Estratto della fonte -

▽

Il dossier Libia torna sul tavolo di Palazzo Chigi. Nonostante l’attenzione in politica estera sia assorbita dall’accordo preliminare sul nucleare iraniano e dall’imminente visita del presidente russo Vladimir Putin, le tensioni e le violenze che attraversano Tripoli preoccupano il governo, interessato da vicino per gli stretti vincoli economici – e soprattutto energetici – che legano il nostro Paese all’altra sponda del Mediterraneo.
L’INCONTRO A PALAZZO CHIGI
A tal proposito oggi si è tenuta una riunione presso la presidenza del Consiglio per discutere sul da farsi. L’incontro è avvenuto tra il premier Enrico Letta, il ministro della Difesa Mario Mauro, quello degli Esteri Emma Bonino e i rispettivi consiglieri diplomatici. Ma è ancora incerto un intervento diretto dell’Italia per pacificare la zona.

△

Obiettivi -
1 – Secondo il brano sulla Libia, perché le tensioni e le violenze a Tripoli preoccupano il governo italiano?
2 – Ricopia senza cambiare nulla le righe dell'elenco, dall'inizio fino alla riga con "velocity-v2-label: v₂ xyxy=(462,1084,470,1093)", compresa.
Il brano sulla Libia e l'elenco sono materiali indipendenti tra loro.

Dati forniti -
▽

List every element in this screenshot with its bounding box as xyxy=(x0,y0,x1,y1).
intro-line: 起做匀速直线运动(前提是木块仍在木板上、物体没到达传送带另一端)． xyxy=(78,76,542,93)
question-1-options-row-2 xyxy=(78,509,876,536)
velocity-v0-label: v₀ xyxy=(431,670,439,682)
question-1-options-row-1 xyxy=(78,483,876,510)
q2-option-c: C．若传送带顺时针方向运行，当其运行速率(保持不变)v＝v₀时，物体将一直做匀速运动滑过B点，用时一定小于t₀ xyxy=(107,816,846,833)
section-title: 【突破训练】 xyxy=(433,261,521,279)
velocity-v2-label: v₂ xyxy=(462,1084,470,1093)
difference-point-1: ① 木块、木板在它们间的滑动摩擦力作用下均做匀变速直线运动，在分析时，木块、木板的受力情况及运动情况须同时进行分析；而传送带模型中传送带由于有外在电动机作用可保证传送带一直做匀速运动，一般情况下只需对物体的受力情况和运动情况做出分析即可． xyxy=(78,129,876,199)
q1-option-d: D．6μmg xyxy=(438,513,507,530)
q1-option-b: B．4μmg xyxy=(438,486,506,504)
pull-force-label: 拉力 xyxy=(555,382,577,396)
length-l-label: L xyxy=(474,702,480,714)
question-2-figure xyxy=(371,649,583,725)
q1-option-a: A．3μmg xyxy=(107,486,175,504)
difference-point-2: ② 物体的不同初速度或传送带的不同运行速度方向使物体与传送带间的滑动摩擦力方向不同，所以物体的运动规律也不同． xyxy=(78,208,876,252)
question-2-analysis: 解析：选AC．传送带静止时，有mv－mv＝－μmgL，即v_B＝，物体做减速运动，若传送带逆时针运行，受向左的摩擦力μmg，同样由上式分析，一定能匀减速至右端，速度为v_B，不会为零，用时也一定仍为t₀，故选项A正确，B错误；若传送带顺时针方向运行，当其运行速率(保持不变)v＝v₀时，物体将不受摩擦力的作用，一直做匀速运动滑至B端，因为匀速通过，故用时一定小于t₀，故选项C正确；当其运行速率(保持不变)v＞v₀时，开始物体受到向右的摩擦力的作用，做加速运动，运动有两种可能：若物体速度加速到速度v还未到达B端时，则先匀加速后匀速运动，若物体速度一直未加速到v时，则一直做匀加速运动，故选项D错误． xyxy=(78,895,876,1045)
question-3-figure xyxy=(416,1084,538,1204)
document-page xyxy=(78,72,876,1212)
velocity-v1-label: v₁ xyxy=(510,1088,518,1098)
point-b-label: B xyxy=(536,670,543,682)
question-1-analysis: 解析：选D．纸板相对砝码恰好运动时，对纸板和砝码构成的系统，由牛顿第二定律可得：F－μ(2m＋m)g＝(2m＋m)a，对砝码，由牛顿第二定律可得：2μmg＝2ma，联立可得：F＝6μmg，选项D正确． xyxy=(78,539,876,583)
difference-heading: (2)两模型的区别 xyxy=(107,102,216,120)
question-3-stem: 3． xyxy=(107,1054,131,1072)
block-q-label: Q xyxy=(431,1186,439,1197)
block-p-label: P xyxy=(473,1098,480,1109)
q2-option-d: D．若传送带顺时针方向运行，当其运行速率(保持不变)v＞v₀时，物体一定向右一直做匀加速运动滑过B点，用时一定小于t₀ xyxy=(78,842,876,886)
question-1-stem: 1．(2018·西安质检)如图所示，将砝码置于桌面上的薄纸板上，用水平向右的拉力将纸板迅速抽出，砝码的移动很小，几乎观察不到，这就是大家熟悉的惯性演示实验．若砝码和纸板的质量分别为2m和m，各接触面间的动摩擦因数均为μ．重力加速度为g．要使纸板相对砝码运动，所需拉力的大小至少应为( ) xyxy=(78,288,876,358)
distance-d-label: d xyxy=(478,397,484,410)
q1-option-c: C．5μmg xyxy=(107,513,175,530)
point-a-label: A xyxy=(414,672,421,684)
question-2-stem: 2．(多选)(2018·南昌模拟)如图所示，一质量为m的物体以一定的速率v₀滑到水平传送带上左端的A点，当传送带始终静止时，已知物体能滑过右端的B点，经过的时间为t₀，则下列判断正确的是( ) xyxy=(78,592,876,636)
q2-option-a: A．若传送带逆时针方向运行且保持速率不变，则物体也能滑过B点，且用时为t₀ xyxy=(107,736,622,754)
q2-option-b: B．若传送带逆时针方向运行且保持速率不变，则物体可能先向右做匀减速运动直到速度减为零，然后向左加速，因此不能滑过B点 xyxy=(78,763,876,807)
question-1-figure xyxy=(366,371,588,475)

△

Soluzioni -
1 – Il governo è interessato da vicino perché l'Italia è legata all'altra sponda del Mediterraneo da stretti vincoli economici e, soprattutto, energetici.

2 –
List every element in this screenshot with its bounding box as xyxy=(x0,y0,x1,y1).
intro-line: 起做匀速直线运动(前提是木块仍在木板上、物体没到达传送带另一端)． xyxy=(78,76,542,93)
question-1-options-row-2 xyxy=(78,509,876,536)
velocity-v0-label: v₀ xyxy=(431,670,439,682)
question-1-options-row-1 xyxy=(78,483,876,510)
q2-option-c: C．若传送带顺时针方向运行，当其运行速率(保持不变)v＝v₀时，物体将一直做匀速运动滑过B点，用时一定小于t₀ xyxy=(107,816,846,833)
section-title: 【突破训练】 xyxy=(433,261,521,279)
velocity-v2-label: v₂ xyxy=(462,1084,470,1093)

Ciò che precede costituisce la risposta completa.